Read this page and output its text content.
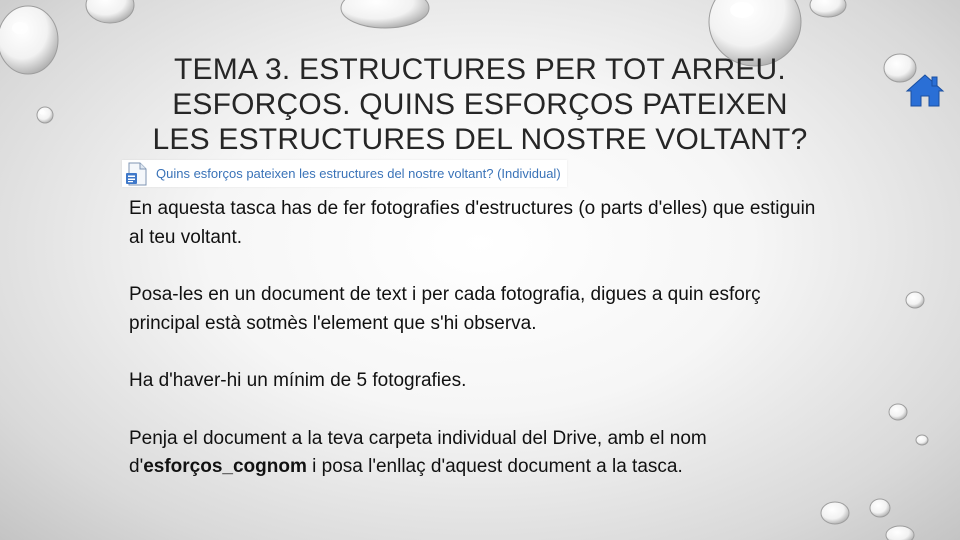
TEMA 3. ESTRUCTURES PER TOT ARREU.
ESFORÇOS. QUINS ESFORÇOS PATEIXEN
LES ESTRUCTURES DEL NOSTRE VOLTANT?
Quins esforços pateixen les estructures del nostre voltant? (Individual)

En aquesta tasca has de fer fotografies d'estructures (o parts d'elles) que estiguin al teu voltant.

Posa-les en un document de text i per cada fotografia, digues a quin esforç principal està sotmès l'element que s'hi observa.

Ha d'haver-hi un mínim de 5 fotografies.

Penja el document a la teva carpeta individual del Drive, amb el nom d'esforços_cognom i posa l'enllaç d'aquest document a la tasca.
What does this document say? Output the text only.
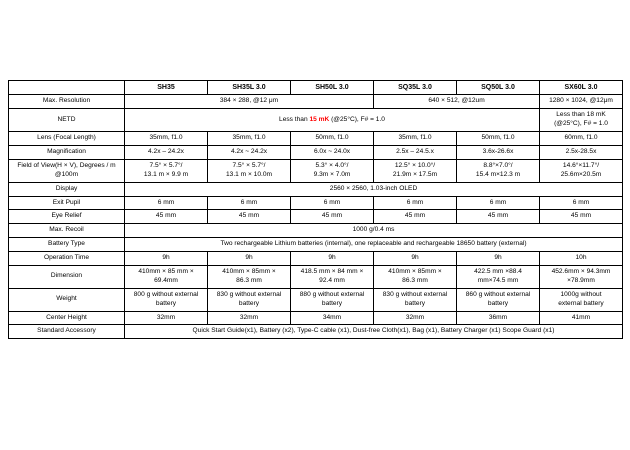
	SH35	SH35L 3.0	SH50L 3.0	SQ35L 3.0	SQ50L 3.0	SX60L 3.0
Max. Resolution	384 × 288, @12 μm			640 × 512, @12um		1280 × 1024, @12μm
NETD	Less than 15 mK (@25°C), F# = 1.0					Less than 18 mK (@25°C), F# = 1.0
Lens (Focal Length)	35mm, f1.0	35mm, f1.0	50mm, f1.0	35mm, f1.0	50mm, f1.0	60mm, f1.0
Magnification	4.2x – 24.2x	4.2x ~ 24.2x	6.0x ~ 24.0x	2.5x – 24.5.x	3.6x-26.6x	2.5x-28.5x
Field of View(H × V), Degrees / m @100m	7.5° × 5.7°/
13.1 m × 9.9 m	7.5° × 5.7°/
13.1 m × 10.0m	5.3° × 4.0°/
9.3m × 7.0m	12.5° × 10.0°/
21.9m × 17.5m	8.8°×7.0°/
15.4 m×12.3 m	14.6°×11.7°/
25.6m×20.5m
Display	2560 × 2560, 1.03-inch OLED					
Exit Pupil	6 mm	6 mm	6 mm	6 mm	6 mm	6 mm
Eye Relief	45 mm	45 mm	45 mm	45 mm	45 mm	45 mm
Max. Recoil	1000 g/0.4 ms					
Battery Type	Two rechargeable Lithium batteries (internal), one replaceable and rechargeable 18650 battery (external)					
Operation Time	9h	9h	9h	9h	9h	10h
Dimension	410mm × 85 mm ×
69.4mm	410mm × 85mm ×
86.3 mm	418.5 mm × 84 mm ×
92.4 mm	410mm × 85mm ×
86.3 mm	422.5 mm ×88.4
mm×74.5 mm	452.6mm × 94.3mm
×78.9mm
Weight	800 g without external
battery	830 g without external
battery	880 g without external
battery	830 g without external
battery	860 g without external
battery	1000g without
external battery
Center Height	32mm	32mm	34mm	32mm	36mm	41mm
Standard Accessory	Quick Start Guide(x1), Battery (x2), Type-C cable (x1), Dust-free Cloth(x1), Bag (x1), Battery Charger (x1) Scope Guard (x1)					
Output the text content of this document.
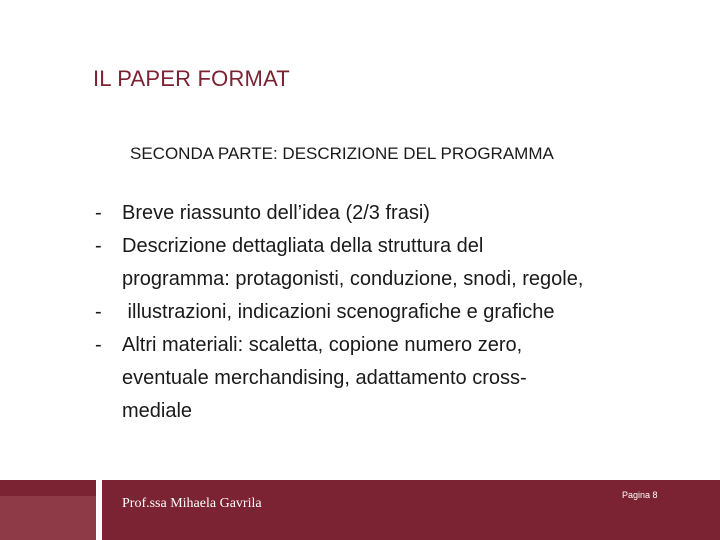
IL PAPER FORMAT
SECONDA PARTE: DESCRIZIONE DEL PROGRAMMA
-	Breve riassunto dell’idea (2/3 frasi)
-	Descrizione dettagliata della struttura del
programma: protagonisti, conduzione, snodi, regole,
-	illustrazioni, indicazioni scenografiche e grafiche
-	Altri materiali: scaletta, copione numero zero,
eventuale merchandising, adattamento cross-
mediale
Prof.ssa Mihaela Gavrila
Pagina 8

__DIRECTION__
Transcribe the material exactly, keeping every word and none of the pictures.

__RESULT OF THE EXERCISE__
Read this page and output its text content.
TEMA 3. ESTRUCTURES PER TOT ARREU.
ESFORÇOS. QUINS ESFORÇOS PATEIXEN
LES ESTRUCTURES DEL NOSTRE VOLTANT?
Quins esforços pateixen les estructures del nostre voltant? (Individual)

En aquesta tasca has de fer fotografies d'estructures (o parts d'elles) que estiguin al teu voltant.

Posa-les en un document de text i per cada fotografia, digues a quin esforç principal està sotmès l'element que s'hi observa.

Ha d'haver-hi un mínim de 5 fotografies.

Penja el document a la teva carpeta individual del Drive, amb el nom d'esforços_cognom i posa l'enllaç d'aquest document a la tasca.
What does this document say? Output the text only.
	SH35	SH35L 3.0	SH50L 3.0	SQ35L 3.0	SQ50L 3.0	SX60L 3.0
Max. Resolution	384 × 288, @12 μm			640 × 512, @12um		1280 × 1024, @12μm
NETD	Less than 15 mK (@25°C), F# = 1.0					Less than 18 mK (@25°C), F# = 1.0
Lens (Focal Length)	35mm, f1.0	35mm, f1.0	50mm, f1.0	35mm, f1.0	50mm, f1.0	60mm, f1.0
Magnification	4.2x – 24.2x	4.2x ~ 24.2x	6.0x ~ 24.0x	2.5x – 24.5.x	3.6x-26.6x	2.5x-28.5x
Field of View(H × V), Degrees / m @100m	7.5° × 5.7°/
13.1 m × 9.9 m	7.5° × 5.7°/
13.1 m × 10.0m	5.3° × 4.0°/
9.3m × 7.0m	12.5° × 10.0°/
21.9m × 17.5m	8.8°×7.0°/
15.4 m×12.3 m	14.6°×11.7°/
25.6m×20.5m
Display	2560 × 2560, 1.03-inch OLED					
Exit Pupil	6 mm	6 mm	6 mm	6 mm	6 mm	6 mm
Eye Relief	45 mm	45 mm	45 mm	45 mm	45 mm	45 mm
Max. Recoil	1000 g/0.4 ms					
Battery Type	Two rechargeable Lithium batteries (internal), one replaceable and rechargeable 18650 battery (external)					
Operation Time	9h	9h	9h	9h	9h	10h
Dimension	410mm × 85 mm ×
69.4mm	410mm × 85mm ×
86.3 mm	418.5 mm × 84 mm ×
92.4 mm	410mm × 85mm ×
86.3 mm	422.5 mm ×88.4
mm×74.5 mm	452.6mm × 94.3mm
×78.9mm
Weight	800 g without external
battery	830 g without external
battery	880 g without external
battery	830 g without external
battery	860 g without external
battery	1000g without
external battery
Center Height	32mm	32mm	34mm	32mm	36mm	41mm
Standard Accessory	Quick Start Guide(x1), Battery (x2), Type-C cable (x1), Dust-free Cloth(x1), Bag (x1), Battery Charger (x1) Scope Guard (x1)					
Output the text content of this document.
IL PAPER FORMAT
SECONDA PARTE: DESCRIZIONE DEL PROGRAMMA
-	Breve riassunto dell’idea (2/3 frasi)
-	Descrizione dettagliata della struttura del
programma: protagonisti, conduzione, snodi, regole,
-	illustrazioni, indicazioni scenografiche e grafiche
-	Altri materiali: scaletta, copione numero zero,
eventuale merchandising, adattamento cross-
mediale
Prof.ssa Mihaela Gavrila
Pagina 8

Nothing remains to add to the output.